What is the highest Cyclomatic Complexity of any function you maintain? And how would you go about refactoring it?

JohannesH picture JohannesH · Sep 2, 2009 · Viewed 10.9k times · Source

I was doing a little exploring of a legacy system I maintain, with NDepend (great tool check it out), the other day. My findings almost made me spray a mouthful of coffee all over my screen. The top 3 functions in this system ranked by descending cyclomatic complexity are:

  1. SomeAspNetGridControl.CreateChildControls (CC of 171!!!)
  2. SomeFormControl.AddForm (CC of 94)
  3. SomeSearchControl.SplitCriteria (CC of 85)

I mean 171, wow!!! Shouldn't it be below 20 or something? So this made me wonder. What is the most complex function you maintain or have refactored? And how would you go about refactoring such a method?

Note: The CC I measured is over the code, not the IL.

Answer

Andrew Cowenhoven picture Andrew Cowenhoven · Sep 2, 2009

This is kid stuff compared to some 1970s vintage COBOL I worked on some years ago. We used the original McCabe tool to graphically display the CC for some of the code. The print out was pure black because the lines showing the functional paths were so densely packed and spaghetti-like. I don't have a figure but it had to be way higher than 171.

* [Document understanding data]:
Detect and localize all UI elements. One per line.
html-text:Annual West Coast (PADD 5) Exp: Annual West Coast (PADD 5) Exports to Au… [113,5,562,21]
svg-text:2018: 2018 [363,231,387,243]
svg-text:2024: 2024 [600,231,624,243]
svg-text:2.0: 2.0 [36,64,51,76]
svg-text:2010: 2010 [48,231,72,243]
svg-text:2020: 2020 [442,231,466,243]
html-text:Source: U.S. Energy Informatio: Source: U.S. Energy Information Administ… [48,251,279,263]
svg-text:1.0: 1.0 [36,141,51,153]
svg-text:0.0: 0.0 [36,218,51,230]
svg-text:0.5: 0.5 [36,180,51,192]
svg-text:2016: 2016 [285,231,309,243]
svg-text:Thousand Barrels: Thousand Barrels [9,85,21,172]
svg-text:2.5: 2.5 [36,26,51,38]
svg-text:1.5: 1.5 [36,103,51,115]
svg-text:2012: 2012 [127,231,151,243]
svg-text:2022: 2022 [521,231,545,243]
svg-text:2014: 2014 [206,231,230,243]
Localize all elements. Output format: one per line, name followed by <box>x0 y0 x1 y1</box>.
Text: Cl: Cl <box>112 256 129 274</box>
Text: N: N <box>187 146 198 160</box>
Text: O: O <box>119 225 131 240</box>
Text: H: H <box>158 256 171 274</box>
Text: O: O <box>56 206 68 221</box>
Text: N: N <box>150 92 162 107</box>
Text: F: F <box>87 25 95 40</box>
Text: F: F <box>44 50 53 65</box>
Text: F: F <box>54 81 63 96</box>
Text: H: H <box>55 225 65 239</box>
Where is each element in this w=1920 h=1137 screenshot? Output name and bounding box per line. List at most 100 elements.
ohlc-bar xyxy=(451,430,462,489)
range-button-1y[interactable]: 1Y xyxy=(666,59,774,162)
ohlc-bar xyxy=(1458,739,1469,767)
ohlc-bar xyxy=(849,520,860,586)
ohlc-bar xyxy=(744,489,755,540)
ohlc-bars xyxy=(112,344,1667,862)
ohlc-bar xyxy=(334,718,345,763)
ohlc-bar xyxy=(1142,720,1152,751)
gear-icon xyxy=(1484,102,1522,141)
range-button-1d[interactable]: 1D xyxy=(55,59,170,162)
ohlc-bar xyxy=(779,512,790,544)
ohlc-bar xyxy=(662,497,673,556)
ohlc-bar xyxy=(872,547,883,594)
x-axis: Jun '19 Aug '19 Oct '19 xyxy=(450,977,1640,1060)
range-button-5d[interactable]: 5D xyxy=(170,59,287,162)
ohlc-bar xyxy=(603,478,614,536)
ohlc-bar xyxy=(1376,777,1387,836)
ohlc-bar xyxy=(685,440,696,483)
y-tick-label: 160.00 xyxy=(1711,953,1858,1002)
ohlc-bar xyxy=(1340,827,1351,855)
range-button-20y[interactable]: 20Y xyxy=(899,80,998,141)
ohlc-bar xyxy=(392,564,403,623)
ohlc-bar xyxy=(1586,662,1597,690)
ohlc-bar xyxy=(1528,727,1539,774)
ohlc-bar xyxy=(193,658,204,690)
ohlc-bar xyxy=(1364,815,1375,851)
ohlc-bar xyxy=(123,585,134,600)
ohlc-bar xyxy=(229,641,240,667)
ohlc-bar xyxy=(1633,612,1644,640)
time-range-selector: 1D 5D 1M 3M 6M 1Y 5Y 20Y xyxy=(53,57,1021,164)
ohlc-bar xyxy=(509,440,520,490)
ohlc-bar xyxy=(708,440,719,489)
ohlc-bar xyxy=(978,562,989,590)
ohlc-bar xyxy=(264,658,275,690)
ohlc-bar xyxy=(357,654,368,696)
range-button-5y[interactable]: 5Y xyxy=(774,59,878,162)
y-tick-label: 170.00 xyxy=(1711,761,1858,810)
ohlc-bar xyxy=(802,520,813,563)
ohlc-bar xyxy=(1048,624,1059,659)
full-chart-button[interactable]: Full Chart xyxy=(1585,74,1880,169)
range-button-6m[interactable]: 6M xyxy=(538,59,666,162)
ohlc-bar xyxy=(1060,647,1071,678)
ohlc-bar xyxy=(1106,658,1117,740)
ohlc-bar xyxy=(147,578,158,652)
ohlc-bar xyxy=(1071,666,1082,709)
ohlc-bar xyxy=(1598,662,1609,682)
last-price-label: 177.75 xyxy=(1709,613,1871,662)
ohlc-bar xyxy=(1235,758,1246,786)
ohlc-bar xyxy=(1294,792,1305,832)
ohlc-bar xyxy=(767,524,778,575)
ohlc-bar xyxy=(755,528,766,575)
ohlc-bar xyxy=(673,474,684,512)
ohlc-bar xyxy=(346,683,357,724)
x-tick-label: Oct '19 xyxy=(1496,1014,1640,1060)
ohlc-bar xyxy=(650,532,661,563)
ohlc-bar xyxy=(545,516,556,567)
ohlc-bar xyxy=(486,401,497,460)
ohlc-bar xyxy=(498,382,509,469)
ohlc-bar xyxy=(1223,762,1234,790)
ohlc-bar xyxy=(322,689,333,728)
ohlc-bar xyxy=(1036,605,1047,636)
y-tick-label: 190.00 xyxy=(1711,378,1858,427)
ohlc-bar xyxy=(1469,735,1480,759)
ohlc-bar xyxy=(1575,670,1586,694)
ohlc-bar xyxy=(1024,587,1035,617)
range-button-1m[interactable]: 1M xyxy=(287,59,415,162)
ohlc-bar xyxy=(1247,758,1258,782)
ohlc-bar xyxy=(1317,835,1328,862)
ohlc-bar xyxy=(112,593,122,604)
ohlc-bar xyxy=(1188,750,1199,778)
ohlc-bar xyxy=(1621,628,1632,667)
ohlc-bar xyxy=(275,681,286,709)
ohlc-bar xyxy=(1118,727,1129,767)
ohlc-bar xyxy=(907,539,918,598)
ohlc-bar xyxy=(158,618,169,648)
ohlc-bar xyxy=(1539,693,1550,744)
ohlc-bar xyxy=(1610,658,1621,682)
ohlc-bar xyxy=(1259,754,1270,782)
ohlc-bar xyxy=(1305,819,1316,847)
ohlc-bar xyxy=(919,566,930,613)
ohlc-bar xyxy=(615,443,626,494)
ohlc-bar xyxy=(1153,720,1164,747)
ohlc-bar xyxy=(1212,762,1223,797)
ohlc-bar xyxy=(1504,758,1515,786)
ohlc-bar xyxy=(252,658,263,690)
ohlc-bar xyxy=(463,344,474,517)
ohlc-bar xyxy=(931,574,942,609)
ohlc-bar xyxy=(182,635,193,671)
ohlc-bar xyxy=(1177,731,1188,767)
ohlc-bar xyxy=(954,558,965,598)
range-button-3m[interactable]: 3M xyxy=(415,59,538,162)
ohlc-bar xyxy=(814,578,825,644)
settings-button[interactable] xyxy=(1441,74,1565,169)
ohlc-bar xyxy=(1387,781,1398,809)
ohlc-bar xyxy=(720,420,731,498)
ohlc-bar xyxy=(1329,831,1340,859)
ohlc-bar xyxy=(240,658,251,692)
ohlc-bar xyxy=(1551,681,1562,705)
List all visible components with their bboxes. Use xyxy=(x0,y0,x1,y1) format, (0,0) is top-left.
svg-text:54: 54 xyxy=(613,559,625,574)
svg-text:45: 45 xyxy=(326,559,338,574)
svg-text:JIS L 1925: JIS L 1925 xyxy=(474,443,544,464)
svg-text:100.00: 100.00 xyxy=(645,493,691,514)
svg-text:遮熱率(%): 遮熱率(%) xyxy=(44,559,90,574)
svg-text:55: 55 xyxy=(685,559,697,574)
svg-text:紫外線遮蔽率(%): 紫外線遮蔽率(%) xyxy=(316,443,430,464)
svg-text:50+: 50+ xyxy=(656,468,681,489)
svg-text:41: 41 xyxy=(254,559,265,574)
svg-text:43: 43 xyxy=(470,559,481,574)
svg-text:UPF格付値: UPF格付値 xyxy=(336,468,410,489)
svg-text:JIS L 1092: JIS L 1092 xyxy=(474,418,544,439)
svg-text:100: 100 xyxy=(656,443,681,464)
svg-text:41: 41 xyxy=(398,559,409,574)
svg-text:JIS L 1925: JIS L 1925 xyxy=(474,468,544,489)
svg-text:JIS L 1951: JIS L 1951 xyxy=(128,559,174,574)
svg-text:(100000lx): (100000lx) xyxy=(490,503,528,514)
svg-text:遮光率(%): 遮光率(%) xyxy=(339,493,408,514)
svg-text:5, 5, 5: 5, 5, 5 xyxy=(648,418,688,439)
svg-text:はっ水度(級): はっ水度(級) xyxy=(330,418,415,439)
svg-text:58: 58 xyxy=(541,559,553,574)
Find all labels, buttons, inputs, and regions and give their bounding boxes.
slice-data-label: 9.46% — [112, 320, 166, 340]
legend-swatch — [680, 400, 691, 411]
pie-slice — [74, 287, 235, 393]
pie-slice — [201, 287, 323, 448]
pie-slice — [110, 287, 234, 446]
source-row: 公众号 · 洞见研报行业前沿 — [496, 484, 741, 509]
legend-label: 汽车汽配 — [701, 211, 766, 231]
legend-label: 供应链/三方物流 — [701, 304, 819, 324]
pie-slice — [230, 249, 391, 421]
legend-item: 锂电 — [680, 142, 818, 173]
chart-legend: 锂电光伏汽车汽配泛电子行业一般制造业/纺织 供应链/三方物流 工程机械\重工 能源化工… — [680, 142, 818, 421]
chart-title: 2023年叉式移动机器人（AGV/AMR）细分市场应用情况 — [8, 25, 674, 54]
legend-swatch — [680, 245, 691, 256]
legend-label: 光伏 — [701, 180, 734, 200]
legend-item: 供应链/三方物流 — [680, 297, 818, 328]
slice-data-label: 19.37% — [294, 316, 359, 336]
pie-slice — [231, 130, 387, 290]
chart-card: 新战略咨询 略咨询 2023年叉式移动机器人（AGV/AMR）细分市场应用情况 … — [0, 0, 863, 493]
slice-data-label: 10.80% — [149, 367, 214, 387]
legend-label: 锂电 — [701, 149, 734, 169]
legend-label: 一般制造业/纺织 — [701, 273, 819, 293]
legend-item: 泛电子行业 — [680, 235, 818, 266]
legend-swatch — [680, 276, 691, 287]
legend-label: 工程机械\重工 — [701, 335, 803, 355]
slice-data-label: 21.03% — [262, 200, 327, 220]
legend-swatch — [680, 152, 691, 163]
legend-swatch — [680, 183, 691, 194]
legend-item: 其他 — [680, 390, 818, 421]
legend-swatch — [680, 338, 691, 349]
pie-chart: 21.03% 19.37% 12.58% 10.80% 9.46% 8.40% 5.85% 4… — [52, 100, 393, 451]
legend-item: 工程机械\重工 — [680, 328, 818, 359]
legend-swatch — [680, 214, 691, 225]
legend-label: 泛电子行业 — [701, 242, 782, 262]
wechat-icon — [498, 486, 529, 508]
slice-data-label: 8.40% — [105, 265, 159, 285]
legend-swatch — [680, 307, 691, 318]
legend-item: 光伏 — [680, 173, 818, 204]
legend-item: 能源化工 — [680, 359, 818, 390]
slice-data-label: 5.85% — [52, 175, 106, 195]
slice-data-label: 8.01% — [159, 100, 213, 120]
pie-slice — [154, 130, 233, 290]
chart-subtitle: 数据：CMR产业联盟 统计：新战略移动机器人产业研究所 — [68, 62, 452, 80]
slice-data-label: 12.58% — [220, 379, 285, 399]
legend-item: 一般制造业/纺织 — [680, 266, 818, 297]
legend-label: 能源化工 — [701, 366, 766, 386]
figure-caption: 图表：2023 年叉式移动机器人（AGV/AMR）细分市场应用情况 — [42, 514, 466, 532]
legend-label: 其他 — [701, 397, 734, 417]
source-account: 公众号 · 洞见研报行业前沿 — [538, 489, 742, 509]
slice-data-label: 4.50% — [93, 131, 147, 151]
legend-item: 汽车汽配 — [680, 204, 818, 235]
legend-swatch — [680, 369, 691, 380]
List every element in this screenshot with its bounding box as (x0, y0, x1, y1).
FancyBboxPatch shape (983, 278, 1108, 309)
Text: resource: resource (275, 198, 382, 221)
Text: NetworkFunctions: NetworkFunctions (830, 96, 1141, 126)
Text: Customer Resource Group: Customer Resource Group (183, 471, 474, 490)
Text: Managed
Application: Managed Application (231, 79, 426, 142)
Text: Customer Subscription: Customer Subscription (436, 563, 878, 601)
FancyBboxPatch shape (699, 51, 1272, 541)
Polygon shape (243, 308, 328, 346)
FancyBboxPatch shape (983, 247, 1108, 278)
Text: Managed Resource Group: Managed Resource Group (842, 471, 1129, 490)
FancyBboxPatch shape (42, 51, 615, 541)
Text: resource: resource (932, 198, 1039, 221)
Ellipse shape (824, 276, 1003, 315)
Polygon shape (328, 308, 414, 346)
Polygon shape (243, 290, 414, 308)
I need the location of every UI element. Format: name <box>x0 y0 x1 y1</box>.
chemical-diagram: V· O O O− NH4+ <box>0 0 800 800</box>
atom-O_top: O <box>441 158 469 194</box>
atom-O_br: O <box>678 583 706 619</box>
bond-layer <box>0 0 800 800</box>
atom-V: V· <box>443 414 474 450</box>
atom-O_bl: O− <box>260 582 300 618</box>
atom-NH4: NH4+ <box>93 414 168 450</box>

* [Assignment]: In the question about cyclomatic complexity, which tool was used to explore the legacy system?

* [Solution to this task]: NDepend